-- START OF Data to use --
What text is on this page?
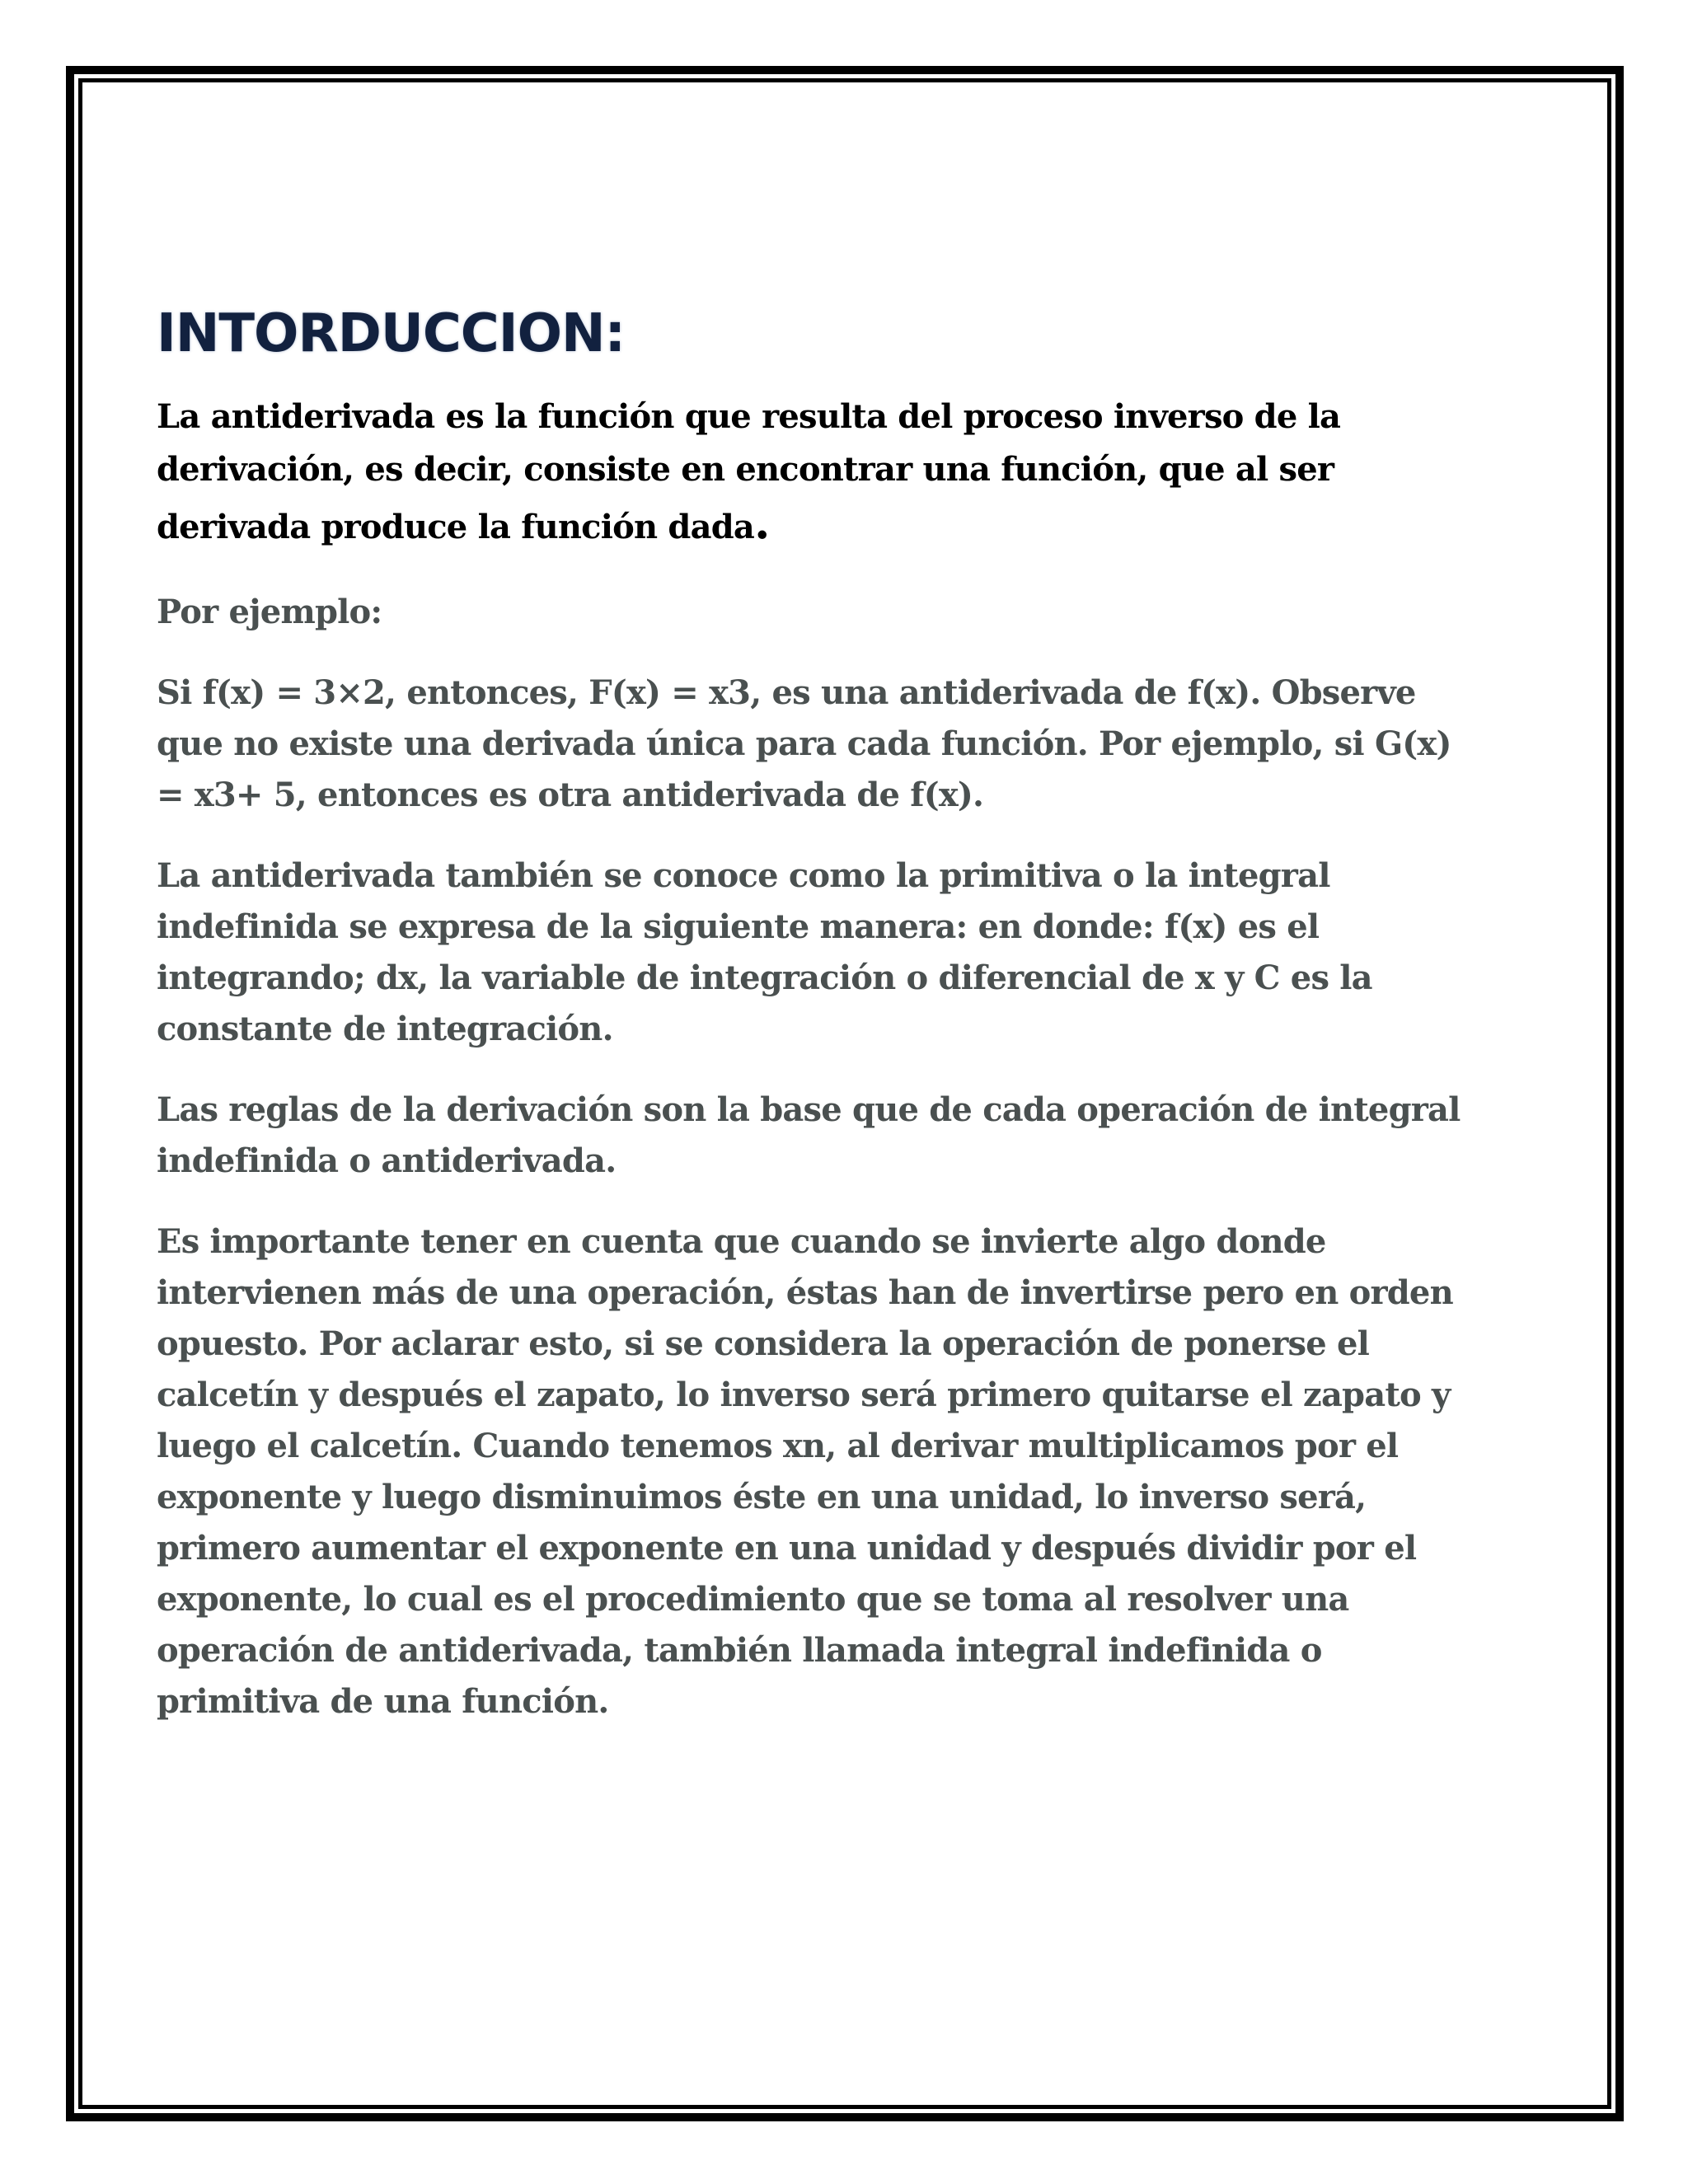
INTORDUCCION:

La antiderivada es la función que resulta del proceso inverso de la derivación, es decir, consiste en encontrar una función, que al ser derivada produce la función dada.

Por ejemplo:

Si f(x) = 3×2, entonces, F(x) = x3, es una antiderivada de f(x). Observe que no existe una derivada única para cada función. Por ejemplo, si G(x) = x3+ 5, entonces es otra antiderivada de f(x).

La antiderivada también se conoce como la primitiva o la integral indefinida se expresa de la siguiente manera: en donde: f(x) es el integrando; dx, la variable de integración o diferencial de x y C es la constante de integración.

Las reglas de la derivación son la base que de cada operación de integral indefinida o antiderivada.

Es importante tener en cuenta que cuando se invierte algo donde intervienen más de una operación, éstas han de invertirse pero en orden opuesto. Por aclarar esto, si se considera la operación de ponerse el calcetín y después el zapato, lo inverso será primero quitarse el zapato y luego el calcetín. Cuando tenemos xn, al derivar multiplicamos por el exponente y luego disminuimos éste en una unidad, lo inverso será, primero aumentar el exponente en una unidad y después dividir por el exponente, lo cual es el procedimiento que se toma al resolver una operación de antiderivada, también llamada integral indefinida o primitiva de una función.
-- END OF Data to use --
» **Written request**:
Gather all lines where the word "antiderivada" appears.

» **Reply to the exercise**:
La antiderivada es la función que resulta del proceso inverso de la derivación, es decir, consiste en encontrar una función, que al ser derivada produce la función dada.
Si f(x) = 3×2, entonces, F(x) = x3, es una antiderivada de f(x). Observe que no existe una derivada única para cada función. Por ejemplo, si G(x) = x3+ 5, entonces es otra antiderivada de f(x).
La antiderivada también se conoce como la primitiva o la integral indefinida se expresa de la siguiente manera: en donde: f(x) es el integrando; dx, la variable de integración o diferencial de x y C es la constante de integración.
Las reglas de la derivación son la base que de cada operación de integral indefinida o antiderivada.
Es importante tener en cuenta que cuando se invierte algo donde intervienen más de una operación, éstas han de invertirse pero en orden opuesto. Por aclarar esto, si se considera la operación de ponerse el calcetín y después el zapato, lo inverso será primero quitarse el zapato y luego el calcetín. Cuando tenemos xn, al derivar multiplicamos por el exponente y luego disminuimos éste en una unidad, lo inverso será, primero aumentar el exponente en una unidad y después dividir por el exponente, lo cual es el procedimiento que se toma al resolver una operación de antiderivada, también llamada integral indefinida o primitiva de una función.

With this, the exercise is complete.